* _GOAL_
Set out every line bearing the string "euros".

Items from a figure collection

═══

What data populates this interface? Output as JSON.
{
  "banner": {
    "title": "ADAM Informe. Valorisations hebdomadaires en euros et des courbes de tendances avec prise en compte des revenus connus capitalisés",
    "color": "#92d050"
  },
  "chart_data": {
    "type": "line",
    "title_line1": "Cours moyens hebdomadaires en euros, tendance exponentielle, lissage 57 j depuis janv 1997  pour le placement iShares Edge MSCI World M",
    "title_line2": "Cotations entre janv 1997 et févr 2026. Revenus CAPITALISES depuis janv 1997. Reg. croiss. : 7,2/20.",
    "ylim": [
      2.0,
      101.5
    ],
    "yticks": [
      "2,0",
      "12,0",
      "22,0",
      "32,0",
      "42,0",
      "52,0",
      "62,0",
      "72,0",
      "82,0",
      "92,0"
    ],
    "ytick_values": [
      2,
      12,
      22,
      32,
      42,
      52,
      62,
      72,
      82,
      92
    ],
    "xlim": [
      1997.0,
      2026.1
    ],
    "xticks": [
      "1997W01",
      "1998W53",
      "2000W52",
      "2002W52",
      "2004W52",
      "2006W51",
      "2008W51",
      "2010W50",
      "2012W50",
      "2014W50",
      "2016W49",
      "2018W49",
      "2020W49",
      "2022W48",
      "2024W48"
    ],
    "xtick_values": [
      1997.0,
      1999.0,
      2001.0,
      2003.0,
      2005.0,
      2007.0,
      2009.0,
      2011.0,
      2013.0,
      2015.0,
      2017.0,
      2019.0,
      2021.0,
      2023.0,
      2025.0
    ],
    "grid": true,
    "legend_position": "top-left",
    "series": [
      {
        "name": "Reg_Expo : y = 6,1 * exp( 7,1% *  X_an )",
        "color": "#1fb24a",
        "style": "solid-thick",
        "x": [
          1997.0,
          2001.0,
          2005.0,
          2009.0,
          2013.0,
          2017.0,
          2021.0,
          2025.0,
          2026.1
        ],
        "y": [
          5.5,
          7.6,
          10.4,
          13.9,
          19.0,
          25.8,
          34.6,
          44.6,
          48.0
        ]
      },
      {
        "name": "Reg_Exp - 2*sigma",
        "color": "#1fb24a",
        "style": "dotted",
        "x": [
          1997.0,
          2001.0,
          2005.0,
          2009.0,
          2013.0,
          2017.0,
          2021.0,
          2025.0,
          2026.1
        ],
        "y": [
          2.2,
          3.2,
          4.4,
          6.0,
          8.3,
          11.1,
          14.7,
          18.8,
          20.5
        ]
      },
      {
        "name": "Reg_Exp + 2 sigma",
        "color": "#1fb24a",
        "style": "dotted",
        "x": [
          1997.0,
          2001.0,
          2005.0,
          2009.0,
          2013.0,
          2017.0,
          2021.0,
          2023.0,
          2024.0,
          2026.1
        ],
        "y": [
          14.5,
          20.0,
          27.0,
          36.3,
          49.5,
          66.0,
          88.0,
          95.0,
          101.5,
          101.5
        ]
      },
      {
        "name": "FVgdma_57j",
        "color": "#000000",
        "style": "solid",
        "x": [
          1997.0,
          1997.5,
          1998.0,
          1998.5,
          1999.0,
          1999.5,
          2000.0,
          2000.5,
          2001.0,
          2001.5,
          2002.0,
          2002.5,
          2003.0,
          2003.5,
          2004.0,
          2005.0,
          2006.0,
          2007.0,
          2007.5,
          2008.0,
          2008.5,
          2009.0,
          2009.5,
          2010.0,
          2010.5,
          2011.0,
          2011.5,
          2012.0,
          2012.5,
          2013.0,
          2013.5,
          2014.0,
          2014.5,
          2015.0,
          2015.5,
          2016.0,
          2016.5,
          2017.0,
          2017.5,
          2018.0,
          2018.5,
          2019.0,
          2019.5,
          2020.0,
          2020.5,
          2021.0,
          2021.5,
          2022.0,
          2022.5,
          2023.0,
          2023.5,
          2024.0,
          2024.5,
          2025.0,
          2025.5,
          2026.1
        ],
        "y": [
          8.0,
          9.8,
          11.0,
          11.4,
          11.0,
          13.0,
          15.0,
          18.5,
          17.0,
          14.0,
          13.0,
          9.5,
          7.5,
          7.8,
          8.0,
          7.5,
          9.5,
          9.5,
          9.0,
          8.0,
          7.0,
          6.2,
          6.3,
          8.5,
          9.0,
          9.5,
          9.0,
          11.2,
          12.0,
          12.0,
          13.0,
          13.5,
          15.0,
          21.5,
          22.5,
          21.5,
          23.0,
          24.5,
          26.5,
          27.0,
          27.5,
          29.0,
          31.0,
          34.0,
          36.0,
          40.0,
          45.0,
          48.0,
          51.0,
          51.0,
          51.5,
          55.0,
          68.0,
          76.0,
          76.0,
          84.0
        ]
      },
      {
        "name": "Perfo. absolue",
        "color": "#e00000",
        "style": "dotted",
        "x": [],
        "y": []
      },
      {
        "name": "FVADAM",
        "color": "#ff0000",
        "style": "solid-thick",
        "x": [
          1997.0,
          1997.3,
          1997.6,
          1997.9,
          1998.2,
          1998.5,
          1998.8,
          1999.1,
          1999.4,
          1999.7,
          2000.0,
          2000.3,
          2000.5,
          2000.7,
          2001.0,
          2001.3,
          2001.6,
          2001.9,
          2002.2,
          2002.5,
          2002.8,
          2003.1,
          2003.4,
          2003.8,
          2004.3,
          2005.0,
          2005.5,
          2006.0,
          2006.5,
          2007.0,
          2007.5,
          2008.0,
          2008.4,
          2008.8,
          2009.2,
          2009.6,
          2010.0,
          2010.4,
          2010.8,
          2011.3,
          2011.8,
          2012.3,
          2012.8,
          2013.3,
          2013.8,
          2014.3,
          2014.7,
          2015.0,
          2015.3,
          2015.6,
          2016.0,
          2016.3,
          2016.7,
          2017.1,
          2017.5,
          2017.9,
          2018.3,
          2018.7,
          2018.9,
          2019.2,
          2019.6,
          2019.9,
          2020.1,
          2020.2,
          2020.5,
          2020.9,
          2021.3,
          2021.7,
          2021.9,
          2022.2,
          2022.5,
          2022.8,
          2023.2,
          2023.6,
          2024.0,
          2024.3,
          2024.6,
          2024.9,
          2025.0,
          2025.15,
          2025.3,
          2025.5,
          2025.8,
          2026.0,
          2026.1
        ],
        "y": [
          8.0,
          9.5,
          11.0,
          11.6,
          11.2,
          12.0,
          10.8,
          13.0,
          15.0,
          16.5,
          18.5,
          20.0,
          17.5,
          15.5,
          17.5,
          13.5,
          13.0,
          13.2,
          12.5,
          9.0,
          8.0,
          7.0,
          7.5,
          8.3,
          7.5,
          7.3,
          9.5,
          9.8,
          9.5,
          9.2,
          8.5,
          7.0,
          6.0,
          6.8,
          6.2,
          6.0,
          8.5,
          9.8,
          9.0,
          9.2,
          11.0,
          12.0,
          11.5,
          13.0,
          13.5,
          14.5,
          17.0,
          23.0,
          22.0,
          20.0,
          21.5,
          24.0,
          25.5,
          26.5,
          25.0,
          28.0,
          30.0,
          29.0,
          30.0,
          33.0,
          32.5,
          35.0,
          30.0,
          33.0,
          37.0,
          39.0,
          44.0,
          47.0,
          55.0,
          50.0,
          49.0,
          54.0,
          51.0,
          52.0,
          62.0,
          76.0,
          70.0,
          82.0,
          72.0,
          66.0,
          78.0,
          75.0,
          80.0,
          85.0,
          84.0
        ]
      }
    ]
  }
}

═══

* _ANSWER FOR THIS EXERCISE_
    "title": "ADAM Informe. Valorisations hebdomadaires en euros et des courbes de tendances avec prise en compte des revenus connus capitalisés",
    "title_line1": "Cours moyens hebdomadaires en euros, tendance exponentielle, lissage 57 j depuis janv 1997  pour le placement iShares Edge MSCI World M",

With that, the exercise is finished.